What you need to do :: Each line that holds the word "over" counts once; report how many lines do so and nothing else.

Extracted entries ::
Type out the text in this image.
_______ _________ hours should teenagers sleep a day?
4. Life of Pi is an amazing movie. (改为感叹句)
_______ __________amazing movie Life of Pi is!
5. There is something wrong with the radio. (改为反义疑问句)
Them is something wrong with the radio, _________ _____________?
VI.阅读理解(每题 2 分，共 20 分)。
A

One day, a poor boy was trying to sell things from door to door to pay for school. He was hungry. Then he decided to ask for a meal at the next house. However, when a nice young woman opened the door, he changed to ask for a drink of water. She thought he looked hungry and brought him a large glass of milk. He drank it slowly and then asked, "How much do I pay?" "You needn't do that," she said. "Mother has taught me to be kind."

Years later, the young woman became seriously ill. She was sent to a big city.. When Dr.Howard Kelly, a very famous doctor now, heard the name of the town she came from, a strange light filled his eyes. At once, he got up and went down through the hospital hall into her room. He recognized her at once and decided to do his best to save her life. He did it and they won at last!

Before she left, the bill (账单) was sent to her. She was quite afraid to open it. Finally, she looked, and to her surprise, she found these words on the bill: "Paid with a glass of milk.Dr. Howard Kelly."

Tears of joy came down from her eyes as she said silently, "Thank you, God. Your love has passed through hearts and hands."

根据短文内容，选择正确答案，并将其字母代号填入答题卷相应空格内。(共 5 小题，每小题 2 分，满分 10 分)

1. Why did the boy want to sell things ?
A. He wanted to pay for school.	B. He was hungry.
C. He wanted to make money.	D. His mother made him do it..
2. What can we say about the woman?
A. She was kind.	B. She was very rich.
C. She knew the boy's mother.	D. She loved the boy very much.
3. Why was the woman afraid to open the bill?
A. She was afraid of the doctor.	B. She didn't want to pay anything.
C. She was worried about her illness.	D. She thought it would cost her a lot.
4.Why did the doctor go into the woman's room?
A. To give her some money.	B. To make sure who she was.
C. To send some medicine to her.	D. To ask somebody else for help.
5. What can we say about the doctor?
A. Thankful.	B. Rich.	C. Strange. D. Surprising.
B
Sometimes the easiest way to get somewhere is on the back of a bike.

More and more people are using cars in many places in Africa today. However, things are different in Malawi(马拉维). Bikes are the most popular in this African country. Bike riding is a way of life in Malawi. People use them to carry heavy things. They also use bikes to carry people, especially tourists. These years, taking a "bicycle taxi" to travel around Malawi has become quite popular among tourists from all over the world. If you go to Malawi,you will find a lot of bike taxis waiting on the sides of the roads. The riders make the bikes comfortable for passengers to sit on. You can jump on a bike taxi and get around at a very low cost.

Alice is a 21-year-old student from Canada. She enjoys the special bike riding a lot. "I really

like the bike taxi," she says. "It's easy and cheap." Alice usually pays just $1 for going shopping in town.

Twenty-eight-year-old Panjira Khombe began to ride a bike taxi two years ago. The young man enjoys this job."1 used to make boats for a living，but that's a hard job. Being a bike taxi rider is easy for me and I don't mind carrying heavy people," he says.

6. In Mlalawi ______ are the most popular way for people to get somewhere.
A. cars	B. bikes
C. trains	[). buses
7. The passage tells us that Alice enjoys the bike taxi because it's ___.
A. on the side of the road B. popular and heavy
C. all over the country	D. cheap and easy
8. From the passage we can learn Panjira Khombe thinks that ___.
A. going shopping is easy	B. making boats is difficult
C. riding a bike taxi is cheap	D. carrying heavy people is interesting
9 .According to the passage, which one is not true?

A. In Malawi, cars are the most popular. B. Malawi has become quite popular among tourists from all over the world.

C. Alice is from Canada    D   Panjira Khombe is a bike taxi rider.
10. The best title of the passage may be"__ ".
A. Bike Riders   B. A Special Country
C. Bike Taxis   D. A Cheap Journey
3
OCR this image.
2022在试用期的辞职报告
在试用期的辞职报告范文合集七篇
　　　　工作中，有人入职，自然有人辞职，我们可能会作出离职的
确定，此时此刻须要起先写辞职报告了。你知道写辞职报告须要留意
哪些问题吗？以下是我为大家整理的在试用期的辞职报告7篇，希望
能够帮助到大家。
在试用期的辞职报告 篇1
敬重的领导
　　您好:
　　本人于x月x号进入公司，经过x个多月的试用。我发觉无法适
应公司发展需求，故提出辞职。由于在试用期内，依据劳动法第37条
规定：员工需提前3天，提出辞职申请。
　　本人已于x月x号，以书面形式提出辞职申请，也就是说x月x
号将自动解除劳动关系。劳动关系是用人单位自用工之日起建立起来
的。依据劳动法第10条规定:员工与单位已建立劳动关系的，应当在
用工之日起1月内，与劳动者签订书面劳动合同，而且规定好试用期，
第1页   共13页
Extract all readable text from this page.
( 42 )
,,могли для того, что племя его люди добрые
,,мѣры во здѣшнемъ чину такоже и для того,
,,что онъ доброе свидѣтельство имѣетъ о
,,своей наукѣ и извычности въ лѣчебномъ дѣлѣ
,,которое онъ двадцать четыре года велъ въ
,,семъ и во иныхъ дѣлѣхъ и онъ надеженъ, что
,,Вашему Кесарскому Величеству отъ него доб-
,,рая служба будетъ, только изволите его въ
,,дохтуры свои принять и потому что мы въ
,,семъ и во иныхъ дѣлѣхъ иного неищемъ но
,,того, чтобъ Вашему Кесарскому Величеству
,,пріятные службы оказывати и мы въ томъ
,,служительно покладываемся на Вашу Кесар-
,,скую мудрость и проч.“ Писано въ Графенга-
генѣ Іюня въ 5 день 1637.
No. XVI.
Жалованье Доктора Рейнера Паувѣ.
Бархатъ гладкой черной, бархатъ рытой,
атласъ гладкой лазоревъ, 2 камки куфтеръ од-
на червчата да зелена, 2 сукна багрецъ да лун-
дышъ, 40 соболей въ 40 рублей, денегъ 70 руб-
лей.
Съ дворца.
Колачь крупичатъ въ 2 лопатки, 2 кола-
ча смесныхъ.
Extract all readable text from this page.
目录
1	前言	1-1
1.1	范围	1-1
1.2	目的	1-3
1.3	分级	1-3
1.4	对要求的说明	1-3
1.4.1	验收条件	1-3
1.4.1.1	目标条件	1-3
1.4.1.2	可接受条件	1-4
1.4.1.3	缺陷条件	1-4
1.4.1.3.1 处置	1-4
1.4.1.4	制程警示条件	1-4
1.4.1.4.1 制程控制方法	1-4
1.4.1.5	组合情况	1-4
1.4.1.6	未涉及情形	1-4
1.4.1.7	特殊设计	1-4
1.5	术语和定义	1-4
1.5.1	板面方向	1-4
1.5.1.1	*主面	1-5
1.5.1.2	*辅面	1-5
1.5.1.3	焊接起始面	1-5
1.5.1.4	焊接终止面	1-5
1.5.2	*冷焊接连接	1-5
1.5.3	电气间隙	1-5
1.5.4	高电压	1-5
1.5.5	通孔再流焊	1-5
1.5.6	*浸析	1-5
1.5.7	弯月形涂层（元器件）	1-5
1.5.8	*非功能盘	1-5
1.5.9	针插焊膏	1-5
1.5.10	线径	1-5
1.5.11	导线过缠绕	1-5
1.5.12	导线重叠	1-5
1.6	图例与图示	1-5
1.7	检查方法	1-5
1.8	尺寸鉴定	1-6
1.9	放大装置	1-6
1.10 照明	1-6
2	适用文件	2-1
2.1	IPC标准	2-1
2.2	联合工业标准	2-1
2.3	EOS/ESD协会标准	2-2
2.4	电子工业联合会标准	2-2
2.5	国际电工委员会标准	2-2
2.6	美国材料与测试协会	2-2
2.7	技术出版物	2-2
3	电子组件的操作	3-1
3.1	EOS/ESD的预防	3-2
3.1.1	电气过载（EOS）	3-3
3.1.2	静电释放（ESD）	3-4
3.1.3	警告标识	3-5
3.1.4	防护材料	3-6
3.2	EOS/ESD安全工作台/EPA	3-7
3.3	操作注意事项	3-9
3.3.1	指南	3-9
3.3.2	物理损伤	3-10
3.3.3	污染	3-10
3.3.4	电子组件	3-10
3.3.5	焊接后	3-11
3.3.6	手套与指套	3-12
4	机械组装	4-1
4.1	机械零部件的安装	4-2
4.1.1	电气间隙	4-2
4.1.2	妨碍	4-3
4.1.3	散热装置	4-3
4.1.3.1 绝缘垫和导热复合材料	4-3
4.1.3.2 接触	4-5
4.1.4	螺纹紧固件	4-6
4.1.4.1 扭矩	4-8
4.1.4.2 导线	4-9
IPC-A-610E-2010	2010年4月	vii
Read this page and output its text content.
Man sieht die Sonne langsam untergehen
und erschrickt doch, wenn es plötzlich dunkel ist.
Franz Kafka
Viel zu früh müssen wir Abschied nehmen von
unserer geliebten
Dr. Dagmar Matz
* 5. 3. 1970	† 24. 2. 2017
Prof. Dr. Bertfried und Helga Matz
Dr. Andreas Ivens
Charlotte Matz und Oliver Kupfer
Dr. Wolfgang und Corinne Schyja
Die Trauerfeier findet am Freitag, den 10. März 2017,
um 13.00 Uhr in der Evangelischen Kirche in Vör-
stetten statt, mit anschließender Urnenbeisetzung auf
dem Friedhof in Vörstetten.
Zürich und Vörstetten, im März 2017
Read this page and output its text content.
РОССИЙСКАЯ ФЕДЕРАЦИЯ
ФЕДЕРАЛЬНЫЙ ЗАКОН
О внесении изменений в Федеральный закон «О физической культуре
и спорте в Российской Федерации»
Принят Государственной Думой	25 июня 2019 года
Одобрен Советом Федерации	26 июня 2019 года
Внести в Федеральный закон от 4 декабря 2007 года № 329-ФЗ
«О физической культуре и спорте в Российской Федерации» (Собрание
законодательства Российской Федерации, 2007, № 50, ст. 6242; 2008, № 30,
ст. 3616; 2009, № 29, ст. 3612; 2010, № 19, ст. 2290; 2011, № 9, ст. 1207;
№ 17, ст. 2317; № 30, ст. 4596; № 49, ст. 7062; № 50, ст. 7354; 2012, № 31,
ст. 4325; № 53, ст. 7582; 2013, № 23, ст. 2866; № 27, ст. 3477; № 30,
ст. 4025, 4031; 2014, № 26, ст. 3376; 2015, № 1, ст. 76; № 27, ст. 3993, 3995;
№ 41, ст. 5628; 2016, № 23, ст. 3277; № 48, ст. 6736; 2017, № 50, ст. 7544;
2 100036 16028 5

Problem solution :: 3